Em um comunicado ao Intercept dos EUA, um porta-voz da FDI disse que os militares tomam “todas as medidas operacionalmente viáveis para mitigar os danos aos civis, incluindo comboios e trabalhadores humanitários. A FDI nunca atacou deliberadamente, nem atacará, comboios e trabalhadores de ajuda humanitária.”

O porta-voz continuou: “A FDI faz grandes esforços para permitir a entrega segura de ajuda humanitária, e vem trabalhando em estreita colaboração com vários grupos humanitários para coordenar e realizar seu esforços vitais de fornecer alimentos e ajuda humanitária ao povo de Gaza. Dadas as contínuas trocas de hostilidades, permanecer em uma zona de combate ativa tem riscos inerentes. A FDI continuará a combater as ameaças, ao mesmo tempo em que continua a mitigar os danos aos civis.”

A análise do Departamento de Estado da semana passada concluiu que Israel “provavelmente” infringiu leis usando armas fornecida pelos EUA. O reconhecimento de Biden de que armas americanas mataram civis palestinos chama a atenção para um memorando publicado no ano passado, que dizia que os EUA não autorizariam nenhuma transferência de armamento em que haja risco de “facilitar ou contribuir de alguma outra forma” para violações aos direitos humanos ou ao direito internacional. 

Vários vídeos em sequência vêm mostrando manifestantes israelenses bloqueando ou até destruindo ajuda humanitária destinada a Gaza, às vezes na presença da polícia ou de autoridades militares.

Essas manifestações se intensificaram depois que a Corte Internacional de Justiça decidiu que o governo israelense está possivelmente cometendo genocídio, e determinou que a distribuição de ajuda humanitária fosse facilitada e possíveis novos atos de genocídio fossem evitados. Os manifestantes responderam tentando bloquear a ajuda por dias a fio, com pouca resistência das autoridades israelenses.

Material apresentado »
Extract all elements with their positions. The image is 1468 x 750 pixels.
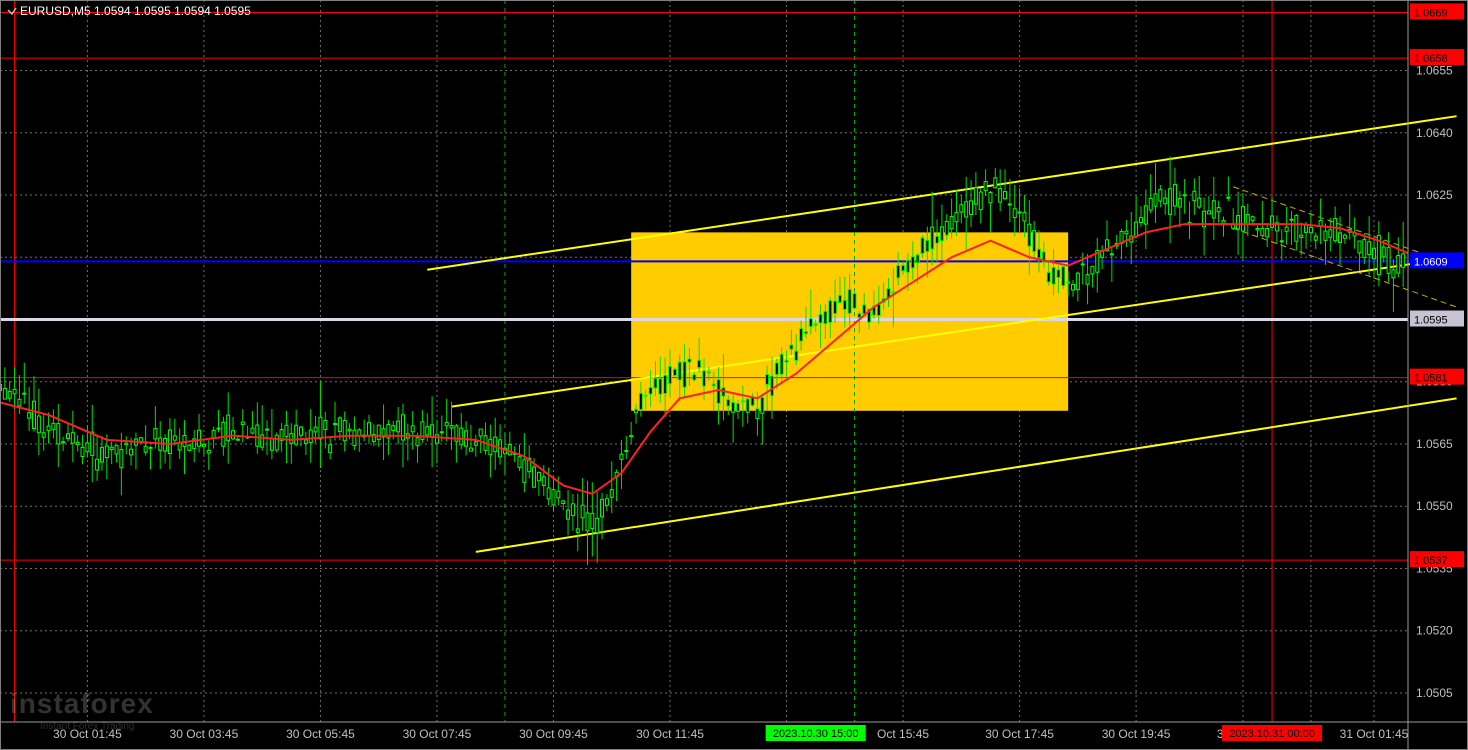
--
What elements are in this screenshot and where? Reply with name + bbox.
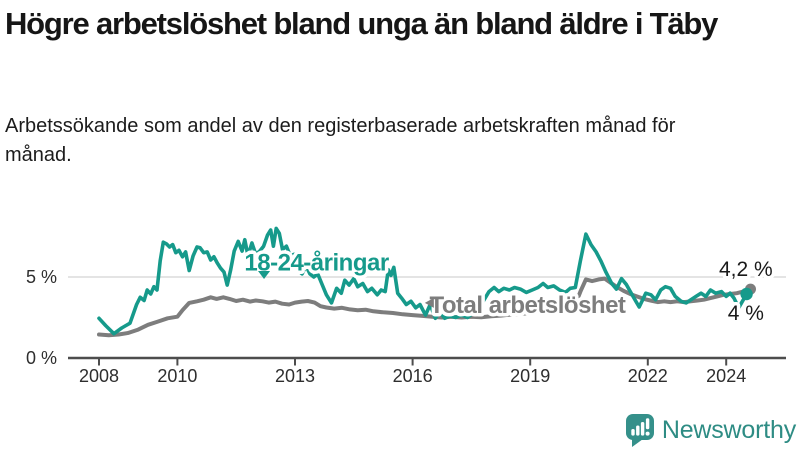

Pedido escrito » Copie do texto sobre a ajuda humanitária em Gaza tudo, desde "A análise do" até "ao direito internacional.", sem mudar nada.

Resolução do exercício »
A análise do Departamento de Estado da semana passada concluiu que Israel “provavelmente” infringiu leis usando armas fornecida pelos EUA. O reconhecimento de Biden de que armas americanas mataram civis palestinos chama a atenção para um memorando publicado no ano passado, que dizia que os EUA não autorizariam nenhuma transferência de armamento em que haja risco de “facilitar ou contribuir de alguma outra forma” para violações aos direitos humanos ou ao direito internacional.